DESCRIPTION OF THE TASK: Identify all lines in the listing that include the word "support", and copy them out.

======== ENTRIES

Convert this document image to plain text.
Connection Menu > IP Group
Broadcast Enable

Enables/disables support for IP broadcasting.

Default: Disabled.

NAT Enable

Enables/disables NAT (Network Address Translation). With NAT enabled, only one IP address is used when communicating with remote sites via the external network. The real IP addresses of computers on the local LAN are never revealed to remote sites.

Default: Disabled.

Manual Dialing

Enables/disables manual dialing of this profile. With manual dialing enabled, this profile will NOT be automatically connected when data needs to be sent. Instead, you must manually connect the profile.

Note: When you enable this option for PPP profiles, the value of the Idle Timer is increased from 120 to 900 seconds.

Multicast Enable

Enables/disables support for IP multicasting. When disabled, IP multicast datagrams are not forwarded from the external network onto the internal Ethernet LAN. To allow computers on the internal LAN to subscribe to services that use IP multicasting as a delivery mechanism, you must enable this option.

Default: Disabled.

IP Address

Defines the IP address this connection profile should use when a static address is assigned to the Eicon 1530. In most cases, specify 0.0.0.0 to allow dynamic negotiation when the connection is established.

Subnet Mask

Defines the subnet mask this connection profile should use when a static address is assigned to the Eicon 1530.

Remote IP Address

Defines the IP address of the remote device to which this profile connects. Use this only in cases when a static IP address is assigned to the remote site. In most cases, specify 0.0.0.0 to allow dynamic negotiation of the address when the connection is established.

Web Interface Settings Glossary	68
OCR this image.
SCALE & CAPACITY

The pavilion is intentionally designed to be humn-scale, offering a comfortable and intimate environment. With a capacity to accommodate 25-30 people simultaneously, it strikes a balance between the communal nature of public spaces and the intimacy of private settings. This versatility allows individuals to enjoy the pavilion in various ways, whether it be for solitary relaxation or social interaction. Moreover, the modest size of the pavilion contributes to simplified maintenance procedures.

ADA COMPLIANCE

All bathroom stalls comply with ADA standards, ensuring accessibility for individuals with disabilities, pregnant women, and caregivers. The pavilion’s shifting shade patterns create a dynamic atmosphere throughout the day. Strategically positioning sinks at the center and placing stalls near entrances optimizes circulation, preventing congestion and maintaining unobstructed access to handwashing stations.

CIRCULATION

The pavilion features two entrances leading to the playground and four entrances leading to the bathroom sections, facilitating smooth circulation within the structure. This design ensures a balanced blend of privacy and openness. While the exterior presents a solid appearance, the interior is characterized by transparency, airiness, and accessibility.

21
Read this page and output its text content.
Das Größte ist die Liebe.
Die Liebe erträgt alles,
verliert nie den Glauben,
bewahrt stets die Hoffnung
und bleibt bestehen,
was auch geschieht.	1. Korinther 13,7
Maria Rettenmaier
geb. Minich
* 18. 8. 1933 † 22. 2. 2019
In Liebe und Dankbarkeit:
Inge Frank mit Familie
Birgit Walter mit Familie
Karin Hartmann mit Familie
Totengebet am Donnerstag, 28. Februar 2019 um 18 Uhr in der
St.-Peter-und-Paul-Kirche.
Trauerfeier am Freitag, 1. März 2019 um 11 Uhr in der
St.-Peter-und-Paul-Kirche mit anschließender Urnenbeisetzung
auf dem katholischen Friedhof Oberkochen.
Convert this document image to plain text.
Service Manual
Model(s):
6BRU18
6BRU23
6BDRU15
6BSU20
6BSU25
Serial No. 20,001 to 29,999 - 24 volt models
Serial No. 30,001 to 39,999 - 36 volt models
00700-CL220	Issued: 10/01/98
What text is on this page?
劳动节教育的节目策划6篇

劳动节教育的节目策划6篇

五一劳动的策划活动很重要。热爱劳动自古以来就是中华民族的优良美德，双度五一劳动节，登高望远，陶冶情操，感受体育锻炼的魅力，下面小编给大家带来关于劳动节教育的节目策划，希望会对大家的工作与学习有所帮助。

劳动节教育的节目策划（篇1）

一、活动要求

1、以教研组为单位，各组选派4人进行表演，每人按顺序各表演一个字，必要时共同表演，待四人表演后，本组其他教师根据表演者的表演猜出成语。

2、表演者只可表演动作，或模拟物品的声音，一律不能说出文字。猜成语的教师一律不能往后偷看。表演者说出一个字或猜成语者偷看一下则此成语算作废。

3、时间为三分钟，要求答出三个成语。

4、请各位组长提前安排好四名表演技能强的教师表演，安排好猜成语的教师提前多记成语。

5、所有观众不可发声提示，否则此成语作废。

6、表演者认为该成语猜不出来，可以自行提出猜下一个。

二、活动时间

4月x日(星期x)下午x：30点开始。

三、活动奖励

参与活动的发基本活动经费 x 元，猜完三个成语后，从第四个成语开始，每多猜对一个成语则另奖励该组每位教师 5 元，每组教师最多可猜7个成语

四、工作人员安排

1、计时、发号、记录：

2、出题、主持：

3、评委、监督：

================

WRITTEN SOLUTION:
Enables/disables support for IP broadcasting.
Enables/disables support for IP multicasting. When disabled, IP multicast datagrams are not forwarded from the external network onto the internal Ethernet LAN. To allow computers on the internal LAN to subscribe to services that use IP multicasting as a delivery mechanism, you must enable this option.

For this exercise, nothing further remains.